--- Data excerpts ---

· · · · ·

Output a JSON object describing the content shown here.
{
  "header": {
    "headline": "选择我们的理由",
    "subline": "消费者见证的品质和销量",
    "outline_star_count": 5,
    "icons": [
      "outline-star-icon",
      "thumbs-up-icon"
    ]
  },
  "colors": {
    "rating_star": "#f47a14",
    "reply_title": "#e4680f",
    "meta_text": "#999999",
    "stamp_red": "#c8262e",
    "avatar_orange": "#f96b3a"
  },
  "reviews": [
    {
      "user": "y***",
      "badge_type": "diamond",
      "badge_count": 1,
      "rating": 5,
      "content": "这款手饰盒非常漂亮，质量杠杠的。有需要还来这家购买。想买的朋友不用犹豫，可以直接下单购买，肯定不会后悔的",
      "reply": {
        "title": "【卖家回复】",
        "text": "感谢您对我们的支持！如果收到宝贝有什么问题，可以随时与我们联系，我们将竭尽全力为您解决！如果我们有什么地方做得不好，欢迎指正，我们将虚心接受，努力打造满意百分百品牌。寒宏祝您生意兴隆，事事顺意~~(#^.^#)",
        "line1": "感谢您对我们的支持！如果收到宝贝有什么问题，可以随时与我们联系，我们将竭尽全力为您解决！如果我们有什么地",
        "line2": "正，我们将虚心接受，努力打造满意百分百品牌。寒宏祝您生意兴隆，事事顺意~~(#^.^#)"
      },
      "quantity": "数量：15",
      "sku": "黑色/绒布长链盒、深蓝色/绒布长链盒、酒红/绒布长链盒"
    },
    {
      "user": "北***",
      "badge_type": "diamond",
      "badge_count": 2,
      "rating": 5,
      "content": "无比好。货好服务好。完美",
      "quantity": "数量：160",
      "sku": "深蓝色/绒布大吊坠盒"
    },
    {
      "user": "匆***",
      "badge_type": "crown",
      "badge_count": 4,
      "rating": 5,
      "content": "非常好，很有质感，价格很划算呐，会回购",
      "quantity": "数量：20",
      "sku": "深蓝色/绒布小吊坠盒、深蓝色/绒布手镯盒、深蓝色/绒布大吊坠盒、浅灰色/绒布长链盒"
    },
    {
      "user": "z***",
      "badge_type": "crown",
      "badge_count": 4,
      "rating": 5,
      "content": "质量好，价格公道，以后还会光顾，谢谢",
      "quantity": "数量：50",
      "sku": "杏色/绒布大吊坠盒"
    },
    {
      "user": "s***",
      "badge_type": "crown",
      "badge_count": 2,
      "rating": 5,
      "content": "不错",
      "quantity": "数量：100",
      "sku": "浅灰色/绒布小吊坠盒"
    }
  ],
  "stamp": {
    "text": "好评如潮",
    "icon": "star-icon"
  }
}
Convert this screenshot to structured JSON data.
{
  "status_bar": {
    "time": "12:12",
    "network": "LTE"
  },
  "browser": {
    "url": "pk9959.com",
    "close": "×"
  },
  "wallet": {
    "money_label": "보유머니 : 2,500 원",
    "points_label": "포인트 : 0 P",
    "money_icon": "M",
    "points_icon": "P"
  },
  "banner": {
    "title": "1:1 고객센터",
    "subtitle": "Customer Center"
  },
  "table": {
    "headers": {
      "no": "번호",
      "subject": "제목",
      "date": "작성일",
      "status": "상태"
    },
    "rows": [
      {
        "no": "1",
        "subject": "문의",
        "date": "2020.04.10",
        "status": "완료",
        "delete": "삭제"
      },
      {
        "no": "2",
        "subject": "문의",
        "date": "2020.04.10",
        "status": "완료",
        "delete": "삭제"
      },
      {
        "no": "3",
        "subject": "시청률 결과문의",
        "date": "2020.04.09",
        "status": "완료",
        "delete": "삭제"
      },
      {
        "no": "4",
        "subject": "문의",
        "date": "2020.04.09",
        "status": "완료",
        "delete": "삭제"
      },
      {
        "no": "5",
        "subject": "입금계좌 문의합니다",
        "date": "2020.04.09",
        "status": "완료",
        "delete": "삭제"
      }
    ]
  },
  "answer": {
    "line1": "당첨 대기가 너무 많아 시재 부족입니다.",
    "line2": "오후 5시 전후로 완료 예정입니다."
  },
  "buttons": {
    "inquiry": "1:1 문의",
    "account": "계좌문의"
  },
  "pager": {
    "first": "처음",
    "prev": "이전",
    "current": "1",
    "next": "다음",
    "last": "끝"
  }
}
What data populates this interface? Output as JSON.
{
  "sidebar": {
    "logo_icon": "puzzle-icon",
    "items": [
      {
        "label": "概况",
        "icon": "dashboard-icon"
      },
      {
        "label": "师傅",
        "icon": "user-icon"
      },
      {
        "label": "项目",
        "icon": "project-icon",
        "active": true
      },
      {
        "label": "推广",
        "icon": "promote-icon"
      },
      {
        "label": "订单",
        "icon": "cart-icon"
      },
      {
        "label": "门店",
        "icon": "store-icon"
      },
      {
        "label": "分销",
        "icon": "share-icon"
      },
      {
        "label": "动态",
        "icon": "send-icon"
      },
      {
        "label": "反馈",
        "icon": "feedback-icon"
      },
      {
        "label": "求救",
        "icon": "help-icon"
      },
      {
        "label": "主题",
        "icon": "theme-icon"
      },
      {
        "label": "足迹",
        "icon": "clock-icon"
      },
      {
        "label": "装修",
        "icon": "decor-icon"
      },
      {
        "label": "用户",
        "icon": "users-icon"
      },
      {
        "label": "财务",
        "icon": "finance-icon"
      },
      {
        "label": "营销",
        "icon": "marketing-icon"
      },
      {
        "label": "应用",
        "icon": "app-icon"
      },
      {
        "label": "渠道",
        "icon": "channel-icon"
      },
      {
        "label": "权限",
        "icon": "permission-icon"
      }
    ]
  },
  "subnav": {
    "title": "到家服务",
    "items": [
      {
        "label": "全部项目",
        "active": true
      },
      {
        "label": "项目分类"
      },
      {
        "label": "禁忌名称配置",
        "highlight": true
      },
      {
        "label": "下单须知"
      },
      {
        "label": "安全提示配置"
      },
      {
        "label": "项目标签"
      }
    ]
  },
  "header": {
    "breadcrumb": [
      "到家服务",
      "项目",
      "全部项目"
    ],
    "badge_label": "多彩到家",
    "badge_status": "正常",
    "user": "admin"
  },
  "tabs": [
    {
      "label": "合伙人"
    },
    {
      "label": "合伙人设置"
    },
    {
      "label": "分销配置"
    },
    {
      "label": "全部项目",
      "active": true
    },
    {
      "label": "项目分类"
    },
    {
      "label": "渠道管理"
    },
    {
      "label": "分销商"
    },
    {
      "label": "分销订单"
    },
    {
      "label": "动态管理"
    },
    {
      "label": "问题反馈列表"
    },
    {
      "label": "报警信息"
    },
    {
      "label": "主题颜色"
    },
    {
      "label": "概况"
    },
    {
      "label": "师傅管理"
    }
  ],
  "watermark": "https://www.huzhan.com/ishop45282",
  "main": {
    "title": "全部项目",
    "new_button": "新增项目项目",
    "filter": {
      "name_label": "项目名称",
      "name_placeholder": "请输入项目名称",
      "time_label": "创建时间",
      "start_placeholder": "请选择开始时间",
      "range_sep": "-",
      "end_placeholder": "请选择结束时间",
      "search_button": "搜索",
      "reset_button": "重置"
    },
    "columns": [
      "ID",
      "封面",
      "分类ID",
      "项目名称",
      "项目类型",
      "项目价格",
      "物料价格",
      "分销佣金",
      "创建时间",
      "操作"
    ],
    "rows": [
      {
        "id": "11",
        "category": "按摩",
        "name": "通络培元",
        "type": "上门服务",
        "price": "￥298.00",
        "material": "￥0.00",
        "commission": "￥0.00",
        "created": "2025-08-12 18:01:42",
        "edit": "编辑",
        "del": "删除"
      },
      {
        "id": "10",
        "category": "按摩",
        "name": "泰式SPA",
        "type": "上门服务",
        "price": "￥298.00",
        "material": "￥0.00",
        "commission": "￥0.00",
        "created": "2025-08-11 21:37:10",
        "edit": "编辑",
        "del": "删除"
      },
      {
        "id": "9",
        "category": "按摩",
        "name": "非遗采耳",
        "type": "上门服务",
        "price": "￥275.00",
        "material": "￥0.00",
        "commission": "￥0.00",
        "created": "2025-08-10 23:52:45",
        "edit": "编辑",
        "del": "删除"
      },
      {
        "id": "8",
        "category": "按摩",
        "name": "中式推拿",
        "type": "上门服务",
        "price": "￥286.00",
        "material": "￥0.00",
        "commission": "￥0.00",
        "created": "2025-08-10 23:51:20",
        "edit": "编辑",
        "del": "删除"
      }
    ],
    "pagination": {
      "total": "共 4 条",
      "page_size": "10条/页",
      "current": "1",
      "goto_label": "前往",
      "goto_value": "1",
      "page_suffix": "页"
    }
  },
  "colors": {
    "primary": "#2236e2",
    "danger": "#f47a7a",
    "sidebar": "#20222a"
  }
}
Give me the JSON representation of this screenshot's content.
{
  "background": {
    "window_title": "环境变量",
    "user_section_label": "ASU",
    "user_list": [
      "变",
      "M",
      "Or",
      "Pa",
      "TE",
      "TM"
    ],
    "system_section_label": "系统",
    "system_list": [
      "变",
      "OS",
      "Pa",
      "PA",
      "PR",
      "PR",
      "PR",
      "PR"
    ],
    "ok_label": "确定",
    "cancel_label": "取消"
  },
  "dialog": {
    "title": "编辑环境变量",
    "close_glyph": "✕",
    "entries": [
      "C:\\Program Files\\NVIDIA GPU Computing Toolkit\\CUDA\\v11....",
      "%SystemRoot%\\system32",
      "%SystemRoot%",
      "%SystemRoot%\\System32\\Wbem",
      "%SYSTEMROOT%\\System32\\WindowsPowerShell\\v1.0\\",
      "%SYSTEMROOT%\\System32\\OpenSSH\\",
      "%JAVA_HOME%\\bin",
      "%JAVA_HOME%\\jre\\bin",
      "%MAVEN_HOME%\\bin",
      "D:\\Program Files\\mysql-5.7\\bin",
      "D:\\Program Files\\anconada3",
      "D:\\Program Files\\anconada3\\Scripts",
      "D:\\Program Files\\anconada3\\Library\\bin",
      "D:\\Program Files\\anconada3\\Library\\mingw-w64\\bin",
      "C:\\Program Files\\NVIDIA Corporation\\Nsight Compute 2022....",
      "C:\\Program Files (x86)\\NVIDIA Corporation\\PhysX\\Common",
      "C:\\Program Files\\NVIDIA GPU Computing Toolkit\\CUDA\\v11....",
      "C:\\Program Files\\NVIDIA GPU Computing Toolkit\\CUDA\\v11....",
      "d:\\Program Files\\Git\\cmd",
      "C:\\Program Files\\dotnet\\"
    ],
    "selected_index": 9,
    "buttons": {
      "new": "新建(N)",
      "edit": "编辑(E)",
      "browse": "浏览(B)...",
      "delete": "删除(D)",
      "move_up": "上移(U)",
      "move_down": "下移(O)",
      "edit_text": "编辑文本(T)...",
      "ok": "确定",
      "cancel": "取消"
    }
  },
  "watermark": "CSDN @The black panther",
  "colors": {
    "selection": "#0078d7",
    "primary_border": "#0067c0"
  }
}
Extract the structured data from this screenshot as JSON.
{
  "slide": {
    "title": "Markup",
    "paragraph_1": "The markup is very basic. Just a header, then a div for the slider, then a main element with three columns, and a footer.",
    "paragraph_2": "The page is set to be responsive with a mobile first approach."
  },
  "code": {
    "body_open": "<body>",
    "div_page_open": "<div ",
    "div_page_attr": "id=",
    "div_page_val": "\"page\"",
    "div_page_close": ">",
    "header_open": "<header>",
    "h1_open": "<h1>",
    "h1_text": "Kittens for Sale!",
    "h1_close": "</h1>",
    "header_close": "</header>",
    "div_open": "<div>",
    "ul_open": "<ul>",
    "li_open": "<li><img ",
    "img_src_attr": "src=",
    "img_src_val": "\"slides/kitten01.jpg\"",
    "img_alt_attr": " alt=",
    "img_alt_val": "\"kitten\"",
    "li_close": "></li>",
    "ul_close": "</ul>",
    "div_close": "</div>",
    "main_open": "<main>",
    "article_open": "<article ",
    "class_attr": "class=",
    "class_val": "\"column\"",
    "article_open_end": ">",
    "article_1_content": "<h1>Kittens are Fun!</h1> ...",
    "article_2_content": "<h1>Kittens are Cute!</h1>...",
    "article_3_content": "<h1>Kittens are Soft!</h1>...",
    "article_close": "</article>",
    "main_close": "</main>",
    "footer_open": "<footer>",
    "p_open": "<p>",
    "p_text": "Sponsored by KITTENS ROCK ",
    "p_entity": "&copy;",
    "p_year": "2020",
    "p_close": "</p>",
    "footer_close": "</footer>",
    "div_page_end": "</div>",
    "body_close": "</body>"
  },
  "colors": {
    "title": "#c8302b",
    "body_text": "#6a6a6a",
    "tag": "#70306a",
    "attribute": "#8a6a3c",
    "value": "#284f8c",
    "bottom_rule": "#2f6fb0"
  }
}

· · · · ·

--- SHORT PROBLEM ---
Gather and return every line that holds the string "寒宏祝您生意兴隆".

--- ANSWER TO THIS TASK ---
        "text": "感谢您对我们的支持！如果收到宝贝有什么问题，可以随时与我们联系，我们将竭尽全力为您解决！如果我们有什么地方做得不好，欢迎指正，我们将虚心接受，努力打造满意百分百品牌。寒宏祝您生意兴隆，事事顺意~~(#^.^#)",
        "line2": "正，我们将虚心接受，努力打造满意百分百品牌。寒宏祝您生意兴隆，事事顺意~~(#^.^#)"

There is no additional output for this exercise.